**EXERCISE GOAL:** Your task is to repeat the listing exactly.

**INPUT RECORDS:**

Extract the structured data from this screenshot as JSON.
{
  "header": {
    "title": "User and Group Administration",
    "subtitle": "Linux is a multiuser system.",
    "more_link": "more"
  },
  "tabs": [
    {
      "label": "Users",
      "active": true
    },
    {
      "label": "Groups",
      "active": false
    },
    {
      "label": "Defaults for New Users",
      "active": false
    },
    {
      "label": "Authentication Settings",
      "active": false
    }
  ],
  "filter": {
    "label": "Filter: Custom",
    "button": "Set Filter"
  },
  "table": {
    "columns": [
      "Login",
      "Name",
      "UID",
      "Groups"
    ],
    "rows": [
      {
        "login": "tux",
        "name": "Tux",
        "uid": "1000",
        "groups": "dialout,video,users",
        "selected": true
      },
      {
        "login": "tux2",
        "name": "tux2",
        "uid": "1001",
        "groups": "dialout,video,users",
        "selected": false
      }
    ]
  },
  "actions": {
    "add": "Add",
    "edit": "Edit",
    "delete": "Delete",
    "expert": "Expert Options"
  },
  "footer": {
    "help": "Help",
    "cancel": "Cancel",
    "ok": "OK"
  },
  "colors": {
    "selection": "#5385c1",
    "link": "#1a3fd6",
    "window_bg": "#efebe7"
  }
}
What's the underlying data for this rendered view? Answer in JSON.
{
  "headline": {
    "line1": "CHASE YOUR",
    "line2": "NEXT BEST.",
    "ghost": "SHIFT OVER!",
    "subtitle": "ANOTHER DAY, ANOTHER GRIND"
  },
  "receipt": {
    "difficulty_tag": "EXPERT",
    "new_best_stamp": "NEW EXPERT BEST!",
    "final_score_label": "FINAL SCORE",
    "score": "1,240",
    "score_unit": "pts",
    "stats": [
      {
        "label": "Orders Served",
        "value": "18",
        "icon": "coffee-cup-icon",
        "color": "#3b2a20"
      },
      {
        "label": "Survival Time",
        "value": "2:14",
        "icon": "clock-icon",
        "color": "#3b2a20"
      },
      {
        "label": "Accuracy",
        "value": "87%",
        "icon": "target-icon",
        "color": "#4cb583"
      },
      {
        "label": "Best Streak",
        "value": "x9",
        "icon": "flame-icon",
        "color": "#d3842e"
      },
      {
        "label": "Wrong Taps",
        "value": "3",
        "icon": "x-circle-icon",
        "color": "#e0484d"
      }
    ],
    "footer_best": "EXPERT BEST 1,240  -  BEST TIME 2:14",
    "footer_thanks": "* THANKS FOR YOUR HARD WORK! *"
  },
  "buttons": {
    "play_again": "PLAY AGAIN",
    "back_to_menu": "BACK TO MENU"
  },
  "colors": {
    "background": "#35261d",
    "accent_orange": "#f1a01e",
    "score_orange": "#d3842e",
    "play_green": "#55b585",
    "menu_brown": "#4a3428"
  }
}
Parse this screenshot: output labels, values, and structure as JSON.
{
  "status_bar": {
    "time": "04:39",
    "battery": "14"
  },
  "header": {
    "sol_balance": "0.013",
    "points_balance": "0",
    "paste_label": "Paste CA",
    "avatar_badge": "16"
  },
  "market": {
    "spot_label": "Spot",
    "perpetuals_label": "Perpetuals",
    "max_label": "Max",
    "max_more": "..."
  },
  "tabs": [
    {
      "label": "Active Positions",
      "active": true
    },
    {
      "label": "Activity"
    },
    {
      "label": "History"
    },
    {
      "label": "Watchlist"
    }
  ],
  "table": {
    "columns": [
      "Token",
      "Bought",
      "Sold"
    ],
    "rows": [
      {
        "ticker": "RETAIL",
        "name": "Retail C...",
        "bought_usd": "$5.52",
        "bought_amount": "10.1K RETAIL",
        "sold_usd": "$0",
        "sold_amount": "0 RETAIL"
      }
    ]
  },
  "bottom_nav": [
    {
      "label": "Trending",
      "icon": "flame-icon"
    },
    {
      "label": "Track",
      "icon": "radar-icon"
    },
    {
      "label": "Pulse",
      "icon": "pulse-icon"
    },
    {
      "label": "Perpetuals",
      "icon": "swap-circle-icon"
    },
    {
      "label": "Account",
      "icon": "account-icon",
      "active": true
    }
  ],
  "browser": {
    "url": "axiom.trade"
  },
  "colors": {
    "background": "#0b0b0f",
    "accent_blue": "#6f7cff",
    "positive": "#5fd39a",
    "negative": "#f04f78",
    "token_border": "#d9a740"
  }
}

**EXPECTED OUTPUT:**
Extract the structured data from this screenshot as JSON.
{
  "header": {
    "title": "User and Group Administration",
    "subtitle": "Linux is a multiuser system.",
    "more_link": "more"
  },
  "tabs": [
    {
      "label": "Users",
      "active": true
    },
    {
      "label": "Groups",
      "active": false
    },
    {
      "label": "Defaults for New Users",
      "active": false
    },
    {
      "label": "Authentication Settings",
      "active": false
    }
  ],
  "filter": {
    "label": "Filter: Custom",
    "button": "Set Filter"
  },
  "table": {
    "columns": [
      "Login",
      "Name",
      "UID",
      "Groups"
    ],
    "rows": [
      {
        "login": "tux",
        "name": "Tux",
        "uid": "1000",
        "groups": "dialout,video,users",
        "selected": true
      },
      {
        "login": "tux2",
        "name": "tux2",
        "uid": "1001",
        "groups": "dialout,video,users",
        "selected": false
      }
    ]
  },
  "actions": {
    "add": "Add",
    "edit": "Edit",
    "delete": "Delete",
    "expert": "Expert Options"
  },
  "footer": {
    "help": "Help",
    "cancel": "Cancel",
    "ok": "OK"
  },
  "colors": {
    "selection": "#5385c1",
    "link": "#1a3fd6",
    "window_bg": "#efebe7"
  }
}
What's the underlying data for this rendered view? Answer in JSON.
{
  "headline": {
    "line1": "CHASE YOUR",
    "line2": "NEXT BEST.",
    "ghost": "SHIFT OVER!",
    "subtitle": "ANOTHER DAY, ANOTHER GRIND"
  },
  "receipt": {
    "difficulty_tag": "EXPERT",
    "new_best_stamp": "NEW EXPERT BEST!",
    "final_score_label": "FINAL SCORE",
    "score": "1,240",
    "score_unit": "pts",
    "stats": [
      {
        "label": "Orders Served",
        "value": "18",
        "icon": "coffee-cup-icon",
        "color": "#3b2a20"
      },
      {
        "label": "Survival Time",
        "value": "2:14",
        "icon": "clock-icon",
        "color": "#3b2a20"
      },
      {
        "label": "Accuracy",
        "value": "87%",
        "icon": "target-icon",
        "color": "#4cb583"
      },
      {
        "label": "Best Streak",
        "value": "x9",
        "icon": "flame-icon",
        "color": "#d3842e"
      },
      {
        "label": "Wrong Taps",
        "value": "3",
        "icon": "x-circle-icon",
        "color": "#e0484d"
      }
    ],
    "footer_best": "EXPERT BEST 1,240  -  BEST TIME 2:14",
    "footer_thanks": "* THANKS FOR YOUR HARD WORK! *"
  },
  "buttons": {
    "play_again": "PLAY AGAIN",
    "back_to_menu": "BACK TO MENU"
  },
  "colors": {
    "background": "#35261d",
    "accent_orange": "#f1a01e",
    "score_orange": "#d3842e",
    "play_green": "#55b585",
    "menu_brown": "#4a3428"
  }
}
Parse this screenshot: output labels, values, and structure as JSON.
{
  "status_bar": {
    "time": "04:39",
    "battery": "14"
  },
  "header": {
    "sol_balance": "0.013",
    "points_balance": "0",
    "paste_label": "Paste CA",
    "avatar_badge": "16"
  },
  "market": {
    "spot_label": "Spot",
    "perpetuals_label": "Perpetuals",
    "max_label": "Max",
    "max_more": "..."
  },
  "tabs": [
    {
      "label": "Active Positions",
      "active": true
    },
    {
      "label": "Activity"
    },
    {
      "label": "History"
    },
    {
      "label": "Watchlist"
    }
  ],
  "table": {
    "columns": [
      "Token",
      "Bought",
      "Sold"
    ],
    "rows": [
      {
        "ticker": "RETAIL",
        "name": "Retail C...",
        "bought_usd": "$5.52",
        "bought_amount": "10.1K RETAIL",
        "sold_usd": "$0",
        "sold_amount": "0 RETAIL"
      }
    ]
  },
  "bottom_nav": [
    {
      "label": "Trending",
      "icon": "flame-icon"
    },
    {
      "label": "Track",
      "icon": "radar-icon"
    },
    {
      "label": "Pulse",
      "icon": "pulse-icon"
    },
    {
      "label": "Perpetuals",
      "icon": "swap-circle-icon"
    },
    {
      "label": "Account",
      "icon": "account-icon",
      "active": true
    }
  ],
  "browser": {
    "url": "axiom.trade"
  },
  "colors": {
    "background": "#0b0b0f",
    "accent_blue": "#6f7cff",
    "positive": "#5fd39a",
    "negative": "#f04f78",
    "token_border": "#d9a740"
  }
}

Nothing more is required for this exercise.